§ Trecho do documento
Nota do Editor

Em nosso trabalho para registrar o testemunho de experiências individuais com o Rebe, com frequência encontramos aqueles que nos dizem que o seu encontro foi tão pessoal e tão privado que não pode ser compartilhado.
Embora sempre tentemos persuadi-los que exatamente essas histórias pessoais são tão relevantes, muitos decidem guardar suas histórias para si mesmos.
Somos especialmente gratos à Sra. A. por partilhar sua história conosco. Embora fosse difícil para ela reviver essa parte da sua vida, ela generosamente concordou em fazê-lo sob a condição de que sua identidade não seja revelada.
Esperamos que outras pessoas que tenham suas histórias em segredo sejam encorajados a seguir esse exemplo dela.

Num lindo dia ensolarado há pouco tempo, eu estava no carro com uma amiga – uma mulher solteira com trinta anos – quando, por um motivo que não consigo explicar, decidi partilhar com ela uma história bastante pessoal da minha vida envolvendo o Rebe, uma história que não contei a ninguém. Quando terminei de falar, ela parou o carro, colocou a cabeça em suas mãos, e começou a chorar.

Quando ela se acalmou um pouco, perguntou-me: “Por que decidiu me contar essa história agora?”

“Não sei,” respondi. “Apenas tive vontade de falar.”

“Você não tem ideia do que acaba de fazer para mim,” continuou ela. “Minha situação é muito semelhante ao que foi a sua. Eu, também, tenho carregado sentimentos de raiva por um longo tempo, e penso que é isso que me impediu de casar-me até agora. Ouvir aquilo que o Rebe lhe falou me ajudou imensuravelmente.”

De fato, apenas alguns meses depois da nossa conversa, ela ficou noiva. E aquele resultado feliz tem me convencido de que valeria a pena partilhar minha história com outros e talvez diminuir seus fardos.

§ Registros de dados
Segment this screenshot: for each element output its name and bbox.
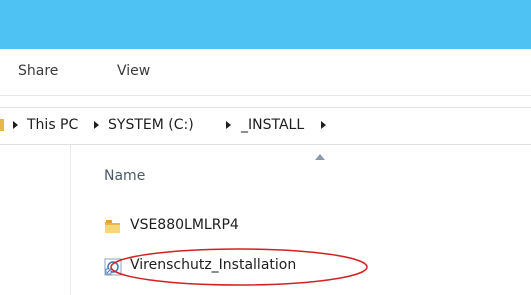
window-title-bar bbox=[0, 0, 531, 49]
list-item-label: VSE880LMLRP4 bbox=[130, 217, 239, 233]
folder-icon bbox=[104, 218, 122, 236]
address-bar[interactable]: This PC SYSTEM (C:) _INSTALL bbox=[0, 107, 531, 145]
column-header-name[interactable]: Name bbox=[70, 145, 531, 185]
list-item[interactable]: VSE880LMLRP4 bbox=[100, 216, 460, 238]
breadcrumb-install[interactable]: _INSTALL bbox=[241, 117, 304, 133]
folder-icon bbox=[0, 119, 4, 131]
breadcrumb-system-c[interactable]: SYSTEM (C:) bbox=[108, 117, 194, 133]
list-item-label: Virenschutz_Installation bbox=[130, 257, 297, 273]
chevron-right-icon[interactable] bbox=[319, 118, 329, 132]
chevron-right-icon[interactable] bbox=[224, 118, 234, 132]
sort-ascending-icon bbox=[314, 146, 326, 160]
ribbon-spacer bbox=[0, 96, 531, 107]
column-name-label: Name bbox=[104, 168, 146, 184]
chevron-right-icon[interactable] bbox=[11, 118, 21, 132]
ribbon: Share View bbox=[0, 49, 531, 96]
chevron-right-icon[interactable] bbox=[92, 118, 102, 132]
tab-view[interactable]: View bbox=[117, 63, 150, 79]
shortcut-icon bbox=[104, 258, 122, 276]
breadcrumb-this-pc[interactable]: This PC bbox=[27, 117, 78, 133]
list-item[interactable]: Virenschutz_Installation bbox=[100, 256, 460, 278]
file-list: Name VSE880LMLRP4 Virenschutz_Installati… bbox=[0, 145, 531, 295]
tab-share[interactable]: Share bbox=[18, 63, 58, 79]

§ O que fazer
Retome o relato sobre o encontro com o Rebe a partir da última frase apresentada e dê continuidade à narrativa.

§ Resposta da tarefa
Essa é a minha história:

Quando eu era pequena – somente quatro anos de idade – meus pais se divorciaram. Eles tinham se casado na Europa após a guerra sem conhecer muito bem um ao outro, e somente mais tarde, quando começaram uma família, perceberam que tinham pontos de vista muito diferentes sobre a vida.

Um grande motivo de desacordo entre eles era decidir onde morar. O sonho do meu pai era viver em Israel, enquanto minha mãe queria se juntar à sua grande família na América. Então eles se separaram, e fui criada pela minha mãe na América, ouvindo coisas muito negativas sobre meu pai e desenvolvendo sentimentos de raiva contra ele. Naqueles dias, o divórcio não era comum e eu não conhecia qualquer criança (exceto meu irmão) que tivesse pais separados, portanto eu sofria muito por ser a única no meu bairro que vinha de um lar partido.

Eu estava sempre criando histórias e tentando inventar desculpas para explicar a ausência de meu pai. Quando meus amigos perguntavam onde ele estava, eu respondia: “Oh, ele vai voltar para Pessach.” Quando Pessach chegava, e eles perguntavam se ele já estava em casa, eu dizia que ele estaria chegando para Sucot.

E não eram apenas as crianças que estavam fazendo perguntas. Sempre que eu fazia uma nova amiga e era convidada, inevitavelmente os pais dela queriam saber sobre os meus. Tipicamente, o pai perguntava: “E qual sinagoga seu pai frequenta?” Eu rapidamente pensava numa sinagoga bem longe da casa de minhas amigas. Se elas morassem perto da Kingston Avenue, eu dizia que ele rezava numa sinagoga em Troy. Se eles estivessem perto da Albany Avenue, eu falava sobre outro local.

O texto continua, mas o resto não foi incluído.